(Saved data entries)
.....
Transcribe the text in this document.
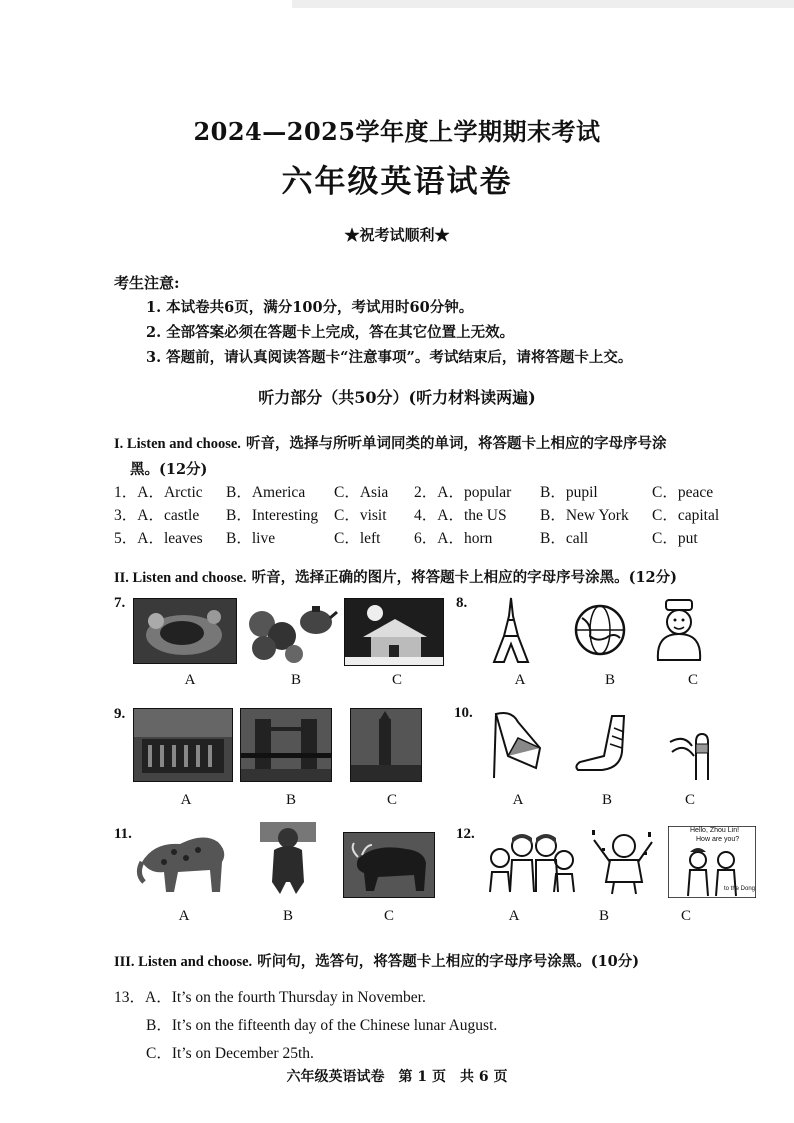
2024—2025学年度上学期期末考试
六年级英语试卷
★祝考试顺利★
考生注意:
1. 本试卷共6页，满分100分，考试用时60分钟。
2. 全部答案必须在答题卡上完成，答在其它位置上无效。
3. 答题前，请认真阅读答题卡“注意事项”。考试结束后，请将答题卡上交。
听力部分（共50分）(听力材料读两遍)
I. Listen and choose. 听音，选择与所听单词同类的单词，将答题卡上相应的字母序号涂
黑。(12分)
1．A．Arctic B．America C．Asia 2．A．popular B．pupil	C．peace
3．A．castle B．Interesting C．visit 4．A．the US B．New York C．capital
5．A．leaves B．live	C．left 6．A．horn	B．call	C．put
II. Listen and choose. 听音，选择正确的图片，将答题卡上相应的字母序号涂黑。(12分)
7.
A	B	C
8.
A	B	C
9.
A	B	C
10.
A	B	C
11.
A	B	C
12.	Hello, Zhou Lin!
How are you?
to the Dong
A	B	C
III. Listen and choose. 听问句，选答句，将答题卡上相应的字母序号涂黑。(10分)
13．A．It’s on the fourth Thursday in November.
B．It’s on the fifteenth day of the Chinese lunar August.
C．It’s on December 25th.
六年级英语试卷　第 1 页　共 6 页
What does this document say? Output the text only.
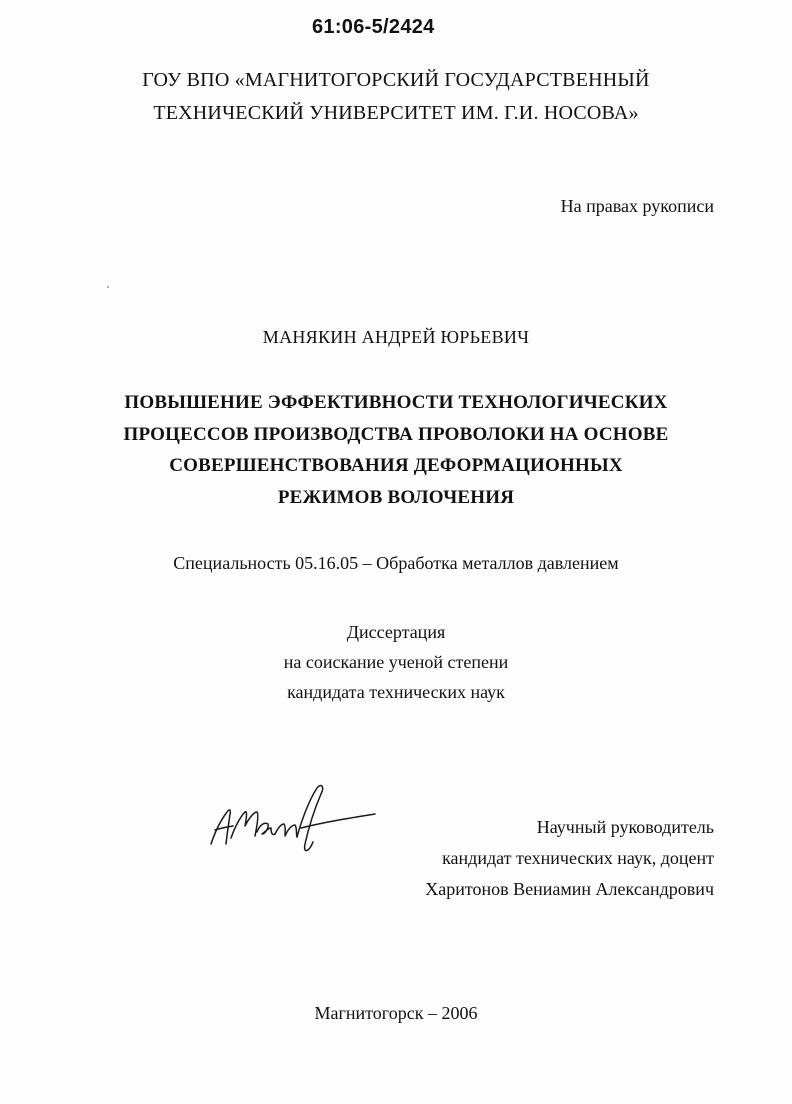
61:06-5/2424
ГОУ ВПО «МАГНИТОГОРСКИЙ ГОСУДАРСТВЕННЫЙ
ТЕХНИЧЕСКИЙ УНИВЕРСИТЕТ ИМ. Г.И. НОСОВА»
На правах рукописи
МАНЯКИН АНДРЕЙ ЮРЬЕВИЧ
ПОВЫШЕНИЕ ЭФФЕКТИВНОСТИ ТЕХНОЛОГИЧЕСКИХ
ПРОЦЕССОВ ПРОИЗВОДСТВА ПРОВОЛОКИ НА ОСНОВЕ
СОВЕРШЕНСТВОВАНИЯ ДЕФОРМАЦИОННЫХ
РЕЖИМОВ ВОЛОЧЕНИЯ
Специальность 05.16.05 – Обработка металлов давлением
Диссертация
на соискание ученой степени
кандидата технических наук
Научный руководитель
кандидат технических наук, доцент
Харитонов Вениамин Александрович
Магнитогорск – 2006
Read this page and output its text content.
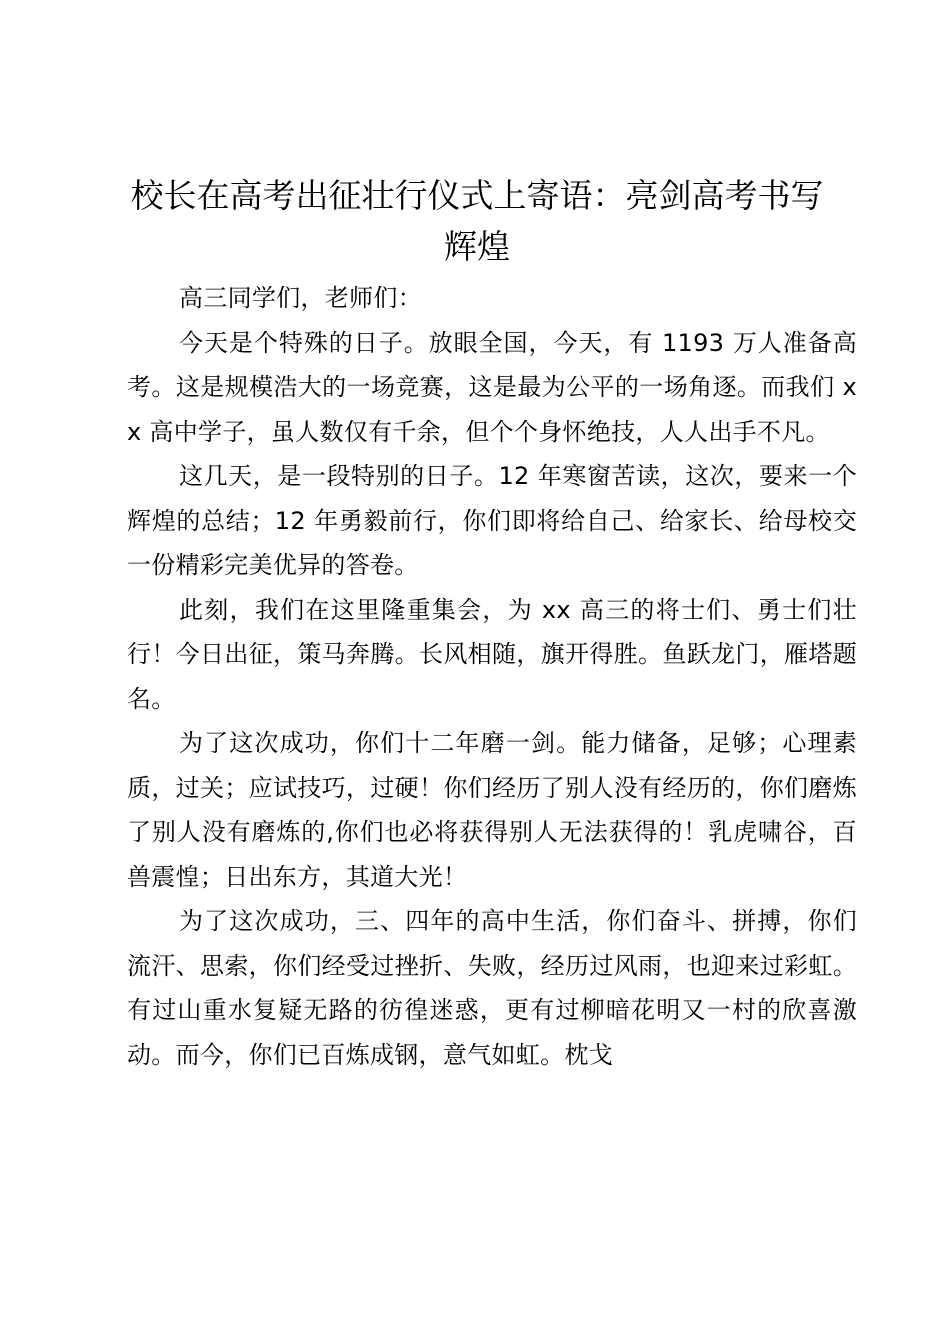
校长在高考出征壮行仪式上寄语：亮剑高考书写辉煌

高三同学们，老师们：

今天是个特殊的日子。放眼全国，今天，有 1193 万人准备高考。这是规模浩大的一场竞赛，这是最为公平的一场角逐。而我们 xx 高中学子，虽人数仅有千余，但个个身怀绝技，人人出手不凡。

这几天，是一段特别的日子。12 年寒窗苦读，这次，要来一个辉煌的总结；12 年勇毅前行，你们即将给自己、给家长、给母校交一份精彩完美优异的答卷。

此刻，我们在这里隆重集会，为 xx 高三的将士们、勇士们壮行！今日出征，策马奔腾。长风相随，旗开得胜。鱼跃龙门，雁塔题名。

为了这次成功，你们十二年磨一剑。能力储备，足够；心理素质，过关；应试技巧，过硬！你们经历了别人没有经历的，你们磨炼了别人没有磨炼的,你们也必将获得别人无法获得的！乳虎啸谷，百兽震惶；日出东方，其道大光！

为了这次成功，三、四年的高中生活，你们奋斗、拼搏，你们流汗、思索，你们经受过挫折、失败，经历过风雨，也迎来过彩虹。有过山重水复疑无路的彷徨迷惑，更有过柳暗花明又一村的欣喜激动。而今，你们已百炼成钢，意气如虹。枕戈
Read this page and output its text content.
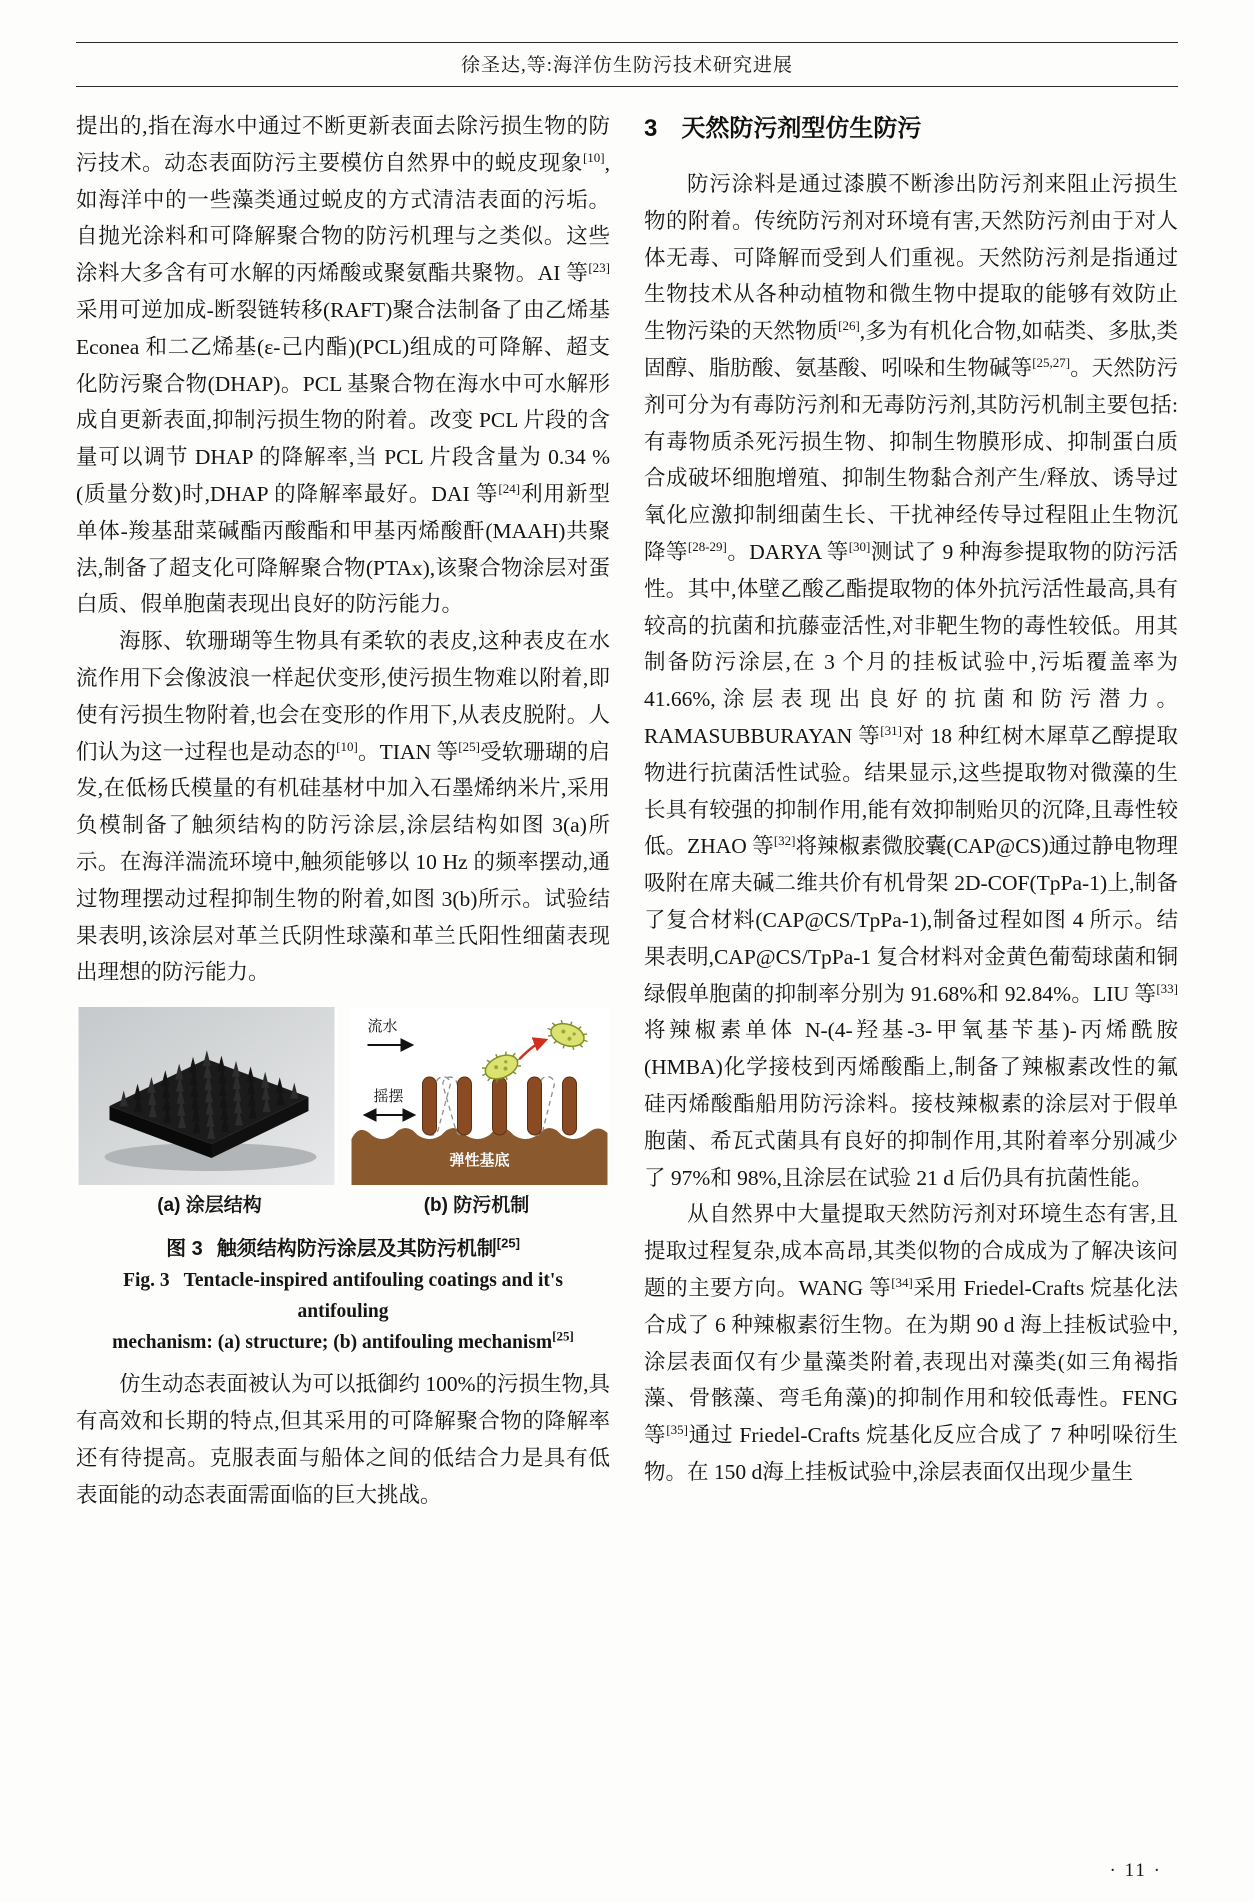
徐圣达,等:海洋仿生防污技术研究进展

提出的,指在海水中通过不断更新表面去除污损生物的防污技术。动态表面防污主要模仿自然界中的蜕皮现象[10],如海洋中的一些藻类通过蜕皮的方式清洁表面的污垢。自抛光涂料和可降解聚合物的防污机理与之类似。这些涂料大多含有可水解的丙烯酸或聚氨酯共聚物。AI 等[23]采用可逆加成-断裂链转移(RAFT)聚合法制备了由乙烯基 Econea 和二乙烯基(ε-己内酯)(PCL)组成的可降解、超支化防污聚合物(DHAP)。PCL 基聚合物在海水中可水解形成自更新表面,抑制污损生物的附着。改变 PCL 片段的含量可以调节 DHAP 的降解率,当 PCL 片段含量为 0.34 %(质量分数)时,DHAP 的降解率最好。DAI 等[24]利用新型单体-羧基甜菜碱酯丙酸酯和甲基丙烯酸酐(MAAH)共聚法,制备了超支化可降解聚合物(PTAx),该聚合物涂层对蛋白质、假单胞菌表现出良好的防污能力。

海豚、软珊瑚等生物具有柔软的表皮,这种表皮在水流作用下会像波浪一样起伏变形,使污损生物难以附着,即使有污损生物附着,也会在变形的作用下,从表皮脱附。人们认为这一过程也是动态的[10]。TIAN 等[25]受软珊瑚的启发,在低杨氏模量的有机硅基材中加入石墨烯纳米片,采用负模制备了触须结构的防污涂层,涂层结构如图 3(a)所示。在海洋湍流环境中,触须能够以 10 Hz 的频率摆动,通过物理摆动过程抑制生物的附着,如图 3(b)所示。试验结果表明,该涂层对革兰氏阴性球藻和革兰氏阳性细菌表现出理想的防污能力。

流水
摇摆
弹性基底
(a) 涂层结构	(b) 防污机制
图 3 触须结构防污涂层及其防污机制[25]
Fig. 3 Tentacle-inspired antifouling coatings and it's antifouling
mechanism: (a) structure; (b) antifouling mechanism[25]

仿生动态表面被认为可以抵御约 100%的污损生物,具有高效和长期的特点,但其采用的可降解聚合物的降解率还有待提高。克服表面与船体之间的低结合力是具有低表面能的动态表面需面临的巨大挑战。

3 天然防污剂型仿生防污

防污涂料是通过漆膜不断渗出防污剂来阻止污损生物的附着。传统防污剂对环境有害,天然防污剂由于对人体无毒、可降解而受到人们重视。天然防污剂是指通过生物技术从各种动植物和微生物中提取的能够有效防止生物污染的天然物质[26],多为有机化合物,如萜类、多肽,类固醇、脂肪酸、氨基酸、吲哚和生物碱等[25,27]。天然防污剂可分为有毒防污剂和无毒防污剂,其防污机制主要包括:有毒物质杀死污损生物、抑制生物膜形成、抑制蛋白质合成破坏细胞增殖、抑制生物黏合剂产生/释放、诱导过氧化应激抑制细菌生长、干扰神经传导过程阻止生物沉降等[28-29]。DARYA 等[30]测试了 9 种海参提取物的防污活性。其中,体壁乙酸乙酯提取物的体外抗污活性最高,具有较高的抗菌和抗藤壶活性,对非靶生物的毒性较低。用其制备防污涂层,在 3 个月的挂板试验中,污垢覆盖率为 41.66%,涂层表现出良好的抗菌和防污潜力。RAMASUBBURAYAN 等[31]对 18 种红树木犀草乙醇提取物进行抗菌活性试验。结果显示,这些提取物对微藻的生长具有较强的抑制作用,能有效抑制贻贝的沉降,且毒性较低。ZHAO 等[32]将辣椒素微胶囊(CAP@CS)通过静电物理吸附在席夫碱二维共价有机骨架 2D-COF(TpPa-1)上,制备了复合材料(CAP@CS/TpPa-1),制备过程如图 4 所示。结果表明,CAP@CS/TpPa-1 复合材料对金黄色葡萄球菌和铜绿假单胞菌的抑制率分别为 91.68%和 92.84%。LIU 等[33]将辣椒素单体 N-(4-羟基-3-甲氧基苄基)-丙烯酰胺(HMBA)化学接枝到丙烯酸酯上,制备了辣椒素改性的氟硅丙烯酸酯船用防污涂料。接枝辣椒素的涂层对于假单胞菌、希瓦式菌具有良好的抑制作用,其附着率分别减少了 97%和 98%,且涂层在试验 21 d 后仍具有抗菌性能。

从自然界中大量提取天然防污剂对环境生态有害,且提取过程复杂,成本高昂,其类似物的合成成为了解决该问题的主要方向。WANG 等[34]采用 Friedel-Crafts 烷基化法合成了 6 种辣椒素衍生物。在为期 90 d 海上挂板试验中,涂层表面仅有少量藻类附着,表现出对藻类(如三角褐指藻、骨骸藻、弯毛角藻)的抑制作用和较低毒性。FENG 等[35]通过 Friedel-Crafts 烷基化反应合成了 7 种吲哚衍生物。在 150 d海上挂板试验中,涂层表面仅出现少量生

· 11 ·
.....
● EXERCISE AIM
Count the lines of the material that include the word "технических", then report only the total.

● RESULT
2